(Exercise goal) Count every line of the material that holds the string "screenshot". Respond with the total only.

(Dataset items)

## START

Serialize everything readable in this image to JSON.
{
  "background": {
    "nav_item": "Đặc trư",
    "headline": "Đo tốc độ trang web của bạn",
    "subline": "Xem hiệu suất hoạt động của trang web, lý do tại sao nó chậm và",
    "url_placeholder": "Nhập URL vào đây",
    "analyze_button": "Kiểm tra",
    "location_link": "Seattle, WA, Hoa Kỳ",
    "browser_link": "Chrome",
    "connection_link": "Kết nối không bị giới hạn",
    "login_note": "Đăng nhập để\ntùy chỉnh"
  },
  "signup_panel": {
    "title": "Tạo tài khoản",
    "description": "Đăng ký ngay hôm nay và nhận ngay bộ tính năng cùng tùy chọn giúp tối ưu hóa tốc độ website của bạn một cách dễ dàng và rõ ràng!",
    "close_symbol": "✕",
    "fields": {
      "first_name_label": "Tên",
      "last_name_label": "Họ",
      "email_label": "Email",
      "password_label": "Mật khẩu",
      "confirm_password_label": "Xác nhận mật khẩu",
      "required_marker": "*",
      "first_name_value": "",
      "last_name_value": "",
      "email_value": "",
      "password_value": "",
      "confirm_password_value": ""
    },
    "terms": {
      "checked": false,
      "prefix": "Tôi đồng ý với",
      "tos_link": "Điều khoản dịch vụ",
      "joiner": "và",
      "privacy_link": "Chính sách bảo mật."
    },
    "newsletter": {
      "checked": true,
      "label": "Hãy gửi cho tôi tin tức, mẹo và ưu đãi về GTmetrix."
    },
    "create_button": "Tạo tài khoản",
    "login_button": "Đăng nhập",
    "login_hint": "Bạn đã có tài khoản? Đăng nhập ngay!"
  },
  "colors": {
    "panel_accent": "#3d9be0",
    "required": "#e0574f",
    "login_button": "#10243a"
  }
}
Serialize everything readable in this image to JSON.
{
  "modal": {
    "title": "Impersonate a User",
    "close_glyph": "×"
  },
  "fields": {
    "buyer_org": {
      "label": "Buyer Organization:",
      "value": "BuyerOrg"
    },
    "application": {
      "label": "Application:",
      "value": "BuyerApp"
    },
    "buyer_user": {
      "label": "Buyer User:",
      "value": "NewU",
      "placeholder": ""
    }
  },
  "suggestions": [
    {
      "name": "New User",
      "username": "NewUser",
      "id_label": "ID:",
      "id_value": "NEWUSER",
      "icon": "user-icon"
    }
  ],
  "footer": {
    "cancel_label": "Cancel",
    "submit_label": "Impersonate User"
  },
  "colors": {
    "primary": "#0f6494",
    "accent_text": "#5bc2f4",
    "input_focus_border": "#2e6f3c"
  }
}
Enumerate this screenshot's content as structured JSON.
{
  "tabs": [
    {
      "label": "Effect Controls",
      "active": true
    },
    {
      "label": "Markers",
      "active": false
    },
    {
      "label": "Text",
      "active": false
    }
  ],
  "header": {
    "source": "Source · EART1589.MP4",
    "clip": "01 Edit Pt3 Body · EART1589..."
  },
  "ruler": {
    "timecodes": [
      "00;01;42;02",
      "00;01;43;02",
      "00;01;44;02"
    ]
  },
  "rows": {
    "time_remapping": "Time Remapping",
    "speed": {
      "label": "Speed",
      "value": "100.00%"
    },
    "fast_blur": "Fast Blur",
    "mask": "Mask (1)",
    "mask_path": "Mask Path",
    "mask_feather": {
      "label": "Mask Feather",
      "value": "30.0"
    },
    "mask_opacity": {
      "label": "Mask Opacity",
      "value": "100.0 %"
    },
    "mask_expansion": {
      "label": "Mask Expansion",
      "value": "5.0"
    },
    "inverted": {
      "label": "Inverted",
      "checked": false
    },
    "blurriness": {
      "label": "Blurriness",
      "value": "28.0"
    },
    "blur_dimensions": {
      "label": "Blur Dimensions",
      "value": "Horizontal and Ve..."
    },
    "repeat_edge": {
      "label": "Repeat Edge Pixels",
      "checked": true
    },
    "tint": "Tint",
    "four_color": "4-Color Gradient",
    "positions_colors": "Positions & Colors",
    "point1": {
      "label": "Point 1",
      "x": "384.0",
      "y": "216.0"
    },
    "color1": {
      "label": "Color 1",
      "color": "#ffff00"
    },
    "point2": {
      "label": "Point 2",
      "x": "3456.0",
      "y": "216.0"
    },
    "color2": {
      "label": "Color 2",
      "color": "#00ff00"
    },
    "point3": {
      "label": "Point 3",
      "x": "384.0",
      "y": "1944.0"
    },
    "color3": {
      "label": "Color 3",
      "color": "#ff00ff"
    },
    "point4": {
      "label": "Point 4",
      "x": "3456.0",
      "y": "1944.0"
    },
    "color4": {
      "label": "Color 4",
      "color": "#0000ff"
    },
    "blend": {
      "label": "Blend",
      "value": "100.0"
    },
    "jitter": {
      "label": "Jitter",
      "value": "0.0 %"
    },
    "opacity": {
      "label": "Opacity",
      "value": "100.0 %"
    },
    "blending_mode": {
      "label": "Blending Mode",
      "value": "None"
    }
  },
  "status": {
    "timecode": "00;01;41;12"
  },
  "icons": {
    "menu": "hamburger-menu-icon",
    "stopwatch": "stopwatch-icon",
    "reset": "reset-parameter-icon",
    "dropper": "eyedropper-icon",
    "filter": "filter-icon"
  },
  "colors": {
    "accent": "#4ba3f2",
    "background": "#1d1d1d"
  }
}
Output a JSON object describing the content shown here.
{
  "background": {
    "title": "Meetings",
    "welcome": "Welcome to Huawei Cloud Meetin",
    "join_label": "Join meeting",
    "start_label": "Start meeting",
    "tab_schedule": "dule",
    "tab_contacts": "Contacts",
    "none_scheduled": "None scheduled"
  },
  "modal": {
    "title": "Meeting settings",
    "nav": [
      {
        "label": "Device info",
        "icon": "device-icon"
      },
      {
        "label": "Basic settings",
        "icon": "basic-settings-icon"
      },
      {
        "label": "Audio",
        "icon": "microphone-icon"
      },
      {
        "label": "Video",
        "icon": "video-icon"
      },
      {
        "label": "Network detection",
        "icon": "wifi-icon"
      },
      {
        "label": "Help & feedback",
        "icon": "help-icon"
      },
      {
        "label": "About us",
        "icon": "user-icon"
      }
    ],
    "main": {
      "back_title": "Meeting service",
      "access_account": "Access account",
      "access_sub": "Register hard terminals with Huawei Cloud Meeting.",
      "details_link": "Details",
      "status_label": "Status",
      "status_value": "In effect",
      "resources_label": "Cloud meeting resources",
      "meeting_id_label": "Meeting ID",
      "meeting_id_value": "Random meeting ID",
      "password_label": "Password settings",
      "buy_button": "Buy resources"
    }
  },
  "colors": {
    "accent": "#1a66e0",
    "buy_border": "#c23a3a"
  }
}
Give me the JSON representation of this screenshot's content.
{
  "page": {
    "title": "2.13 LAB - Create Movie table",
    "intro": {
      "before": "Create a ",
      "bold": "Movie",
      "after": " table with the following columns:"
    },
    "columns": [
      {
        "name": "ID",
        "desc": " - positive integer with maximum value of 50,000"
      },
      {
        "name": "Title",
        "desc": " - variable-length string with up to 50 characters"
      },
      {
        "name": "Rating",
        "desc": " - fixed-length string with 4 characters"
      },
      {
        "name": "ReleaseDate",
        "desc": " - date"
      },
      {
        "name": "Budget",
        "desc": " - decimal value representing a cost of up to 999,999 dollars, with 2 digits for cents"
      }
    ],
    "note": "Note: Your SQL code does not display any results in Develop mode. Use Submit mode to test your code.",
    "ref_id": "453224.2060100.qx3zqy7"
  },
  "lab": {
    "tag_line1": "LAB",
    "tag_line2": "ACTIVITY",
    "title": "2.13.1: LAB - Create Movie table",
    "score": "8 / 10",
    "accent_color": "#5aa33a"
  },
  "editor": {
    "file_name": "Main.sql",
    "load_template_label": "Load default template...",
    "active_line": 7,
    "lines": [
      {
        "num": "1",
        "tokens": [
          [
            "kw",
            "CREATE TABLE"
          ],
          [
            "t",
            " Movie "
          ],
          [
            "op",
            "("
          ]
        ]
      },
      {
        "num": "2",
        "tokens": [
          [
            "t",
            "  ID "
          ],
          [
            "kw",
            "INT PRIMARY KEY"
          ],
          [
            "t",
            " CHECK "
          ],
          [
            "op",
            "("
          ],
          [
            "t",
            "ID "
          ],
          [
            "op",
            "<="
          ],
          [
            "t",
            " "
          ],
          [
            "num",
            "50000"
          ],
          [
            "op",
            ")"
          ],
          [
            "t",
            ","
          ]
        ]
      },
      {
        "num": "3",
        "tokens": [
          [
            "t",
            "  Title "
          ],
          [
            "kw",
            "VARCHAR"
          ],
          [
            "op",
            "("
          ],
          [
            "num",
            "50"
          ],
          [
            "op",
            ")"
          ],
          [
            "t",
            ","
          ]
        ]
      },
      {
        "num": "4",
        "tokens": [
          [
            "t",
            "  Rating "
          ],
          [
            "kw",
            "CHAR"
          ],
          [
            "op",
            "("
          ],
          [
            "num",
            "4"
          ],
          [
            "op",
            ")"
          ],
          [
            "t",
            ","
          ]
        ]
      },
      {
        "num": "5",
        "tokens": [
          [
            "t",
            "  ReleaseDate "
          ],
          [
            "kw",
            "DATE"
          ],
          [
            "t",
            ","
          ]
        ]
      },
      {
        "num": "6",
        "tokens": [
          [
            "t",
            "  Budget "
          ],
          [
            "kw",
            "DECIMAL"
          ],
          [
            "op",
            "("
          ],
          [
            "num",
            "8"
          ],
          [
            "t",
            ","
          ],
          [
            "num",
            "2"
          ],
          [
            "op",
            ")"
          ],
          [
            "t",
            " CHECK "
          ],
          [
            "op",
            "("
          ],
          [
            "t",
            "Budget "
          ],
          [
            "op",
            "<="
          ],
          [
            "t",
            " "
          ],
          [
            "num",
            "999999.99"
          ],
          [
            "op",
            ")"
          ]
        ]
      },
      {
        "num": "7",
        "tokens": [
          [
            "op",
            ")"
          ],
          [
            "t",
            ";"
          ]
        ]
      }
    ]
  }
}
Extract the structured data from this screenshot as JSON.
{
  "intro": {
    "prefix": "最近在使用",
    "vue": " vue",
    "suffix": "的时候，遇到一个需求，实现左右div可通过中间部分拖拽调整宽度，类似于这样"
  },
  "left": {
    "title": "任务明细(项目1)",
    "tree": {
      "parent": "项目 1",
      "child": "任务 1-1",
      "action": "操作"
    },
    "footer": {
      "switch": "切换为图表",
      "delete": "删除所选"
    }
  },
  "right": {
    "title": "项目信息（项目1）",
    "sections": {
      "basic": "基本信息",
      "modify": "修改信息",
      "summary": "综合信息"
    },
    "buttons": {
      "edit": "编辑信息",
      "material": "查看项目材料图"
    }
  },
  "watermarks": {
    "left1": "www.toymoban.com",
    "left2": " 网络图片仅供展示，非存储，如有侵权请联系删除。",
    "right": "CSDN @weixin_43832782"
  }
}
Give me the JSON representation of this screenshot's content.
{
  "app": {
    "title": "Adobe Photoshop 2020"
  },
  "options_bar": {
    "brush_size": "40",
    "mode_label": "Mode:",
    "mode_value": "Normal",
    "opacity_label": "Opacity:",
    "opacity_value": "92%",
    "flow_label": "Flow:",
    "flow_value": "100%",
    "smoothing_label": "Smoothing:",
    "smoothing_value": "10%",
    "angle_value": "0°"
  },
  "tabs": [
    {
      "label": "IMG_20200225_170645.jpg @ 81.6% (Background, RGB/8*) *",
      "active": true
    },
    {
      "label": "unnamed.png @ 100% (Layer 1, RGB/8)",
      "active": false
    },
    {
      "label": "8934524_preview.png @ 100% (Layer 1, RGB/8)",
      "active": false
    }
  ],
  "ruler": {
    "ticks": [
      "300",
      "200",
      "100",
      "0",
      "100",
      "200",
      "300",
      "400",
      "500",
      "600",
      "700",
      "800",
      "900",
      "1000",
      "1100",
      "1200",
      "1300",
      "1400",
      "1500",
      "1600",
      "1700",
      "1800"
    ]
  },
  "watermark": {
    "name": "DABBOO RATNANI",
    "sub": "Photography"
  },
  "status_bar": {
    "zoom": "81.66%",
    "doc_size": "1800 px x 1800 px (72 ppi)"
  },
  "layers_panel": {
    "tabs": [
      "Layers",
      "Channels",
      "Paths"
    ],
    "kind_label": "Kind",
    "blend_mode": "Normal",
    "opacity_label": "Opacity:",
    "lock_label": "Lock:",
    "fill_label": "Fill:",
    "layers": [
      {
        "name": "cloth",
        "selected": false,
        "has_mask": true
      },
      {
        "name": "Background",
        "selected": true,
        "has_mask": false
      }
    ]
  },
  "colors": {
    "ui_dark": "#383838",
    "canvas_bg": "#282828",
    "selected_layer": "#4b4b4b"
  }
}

## END

(The response) 4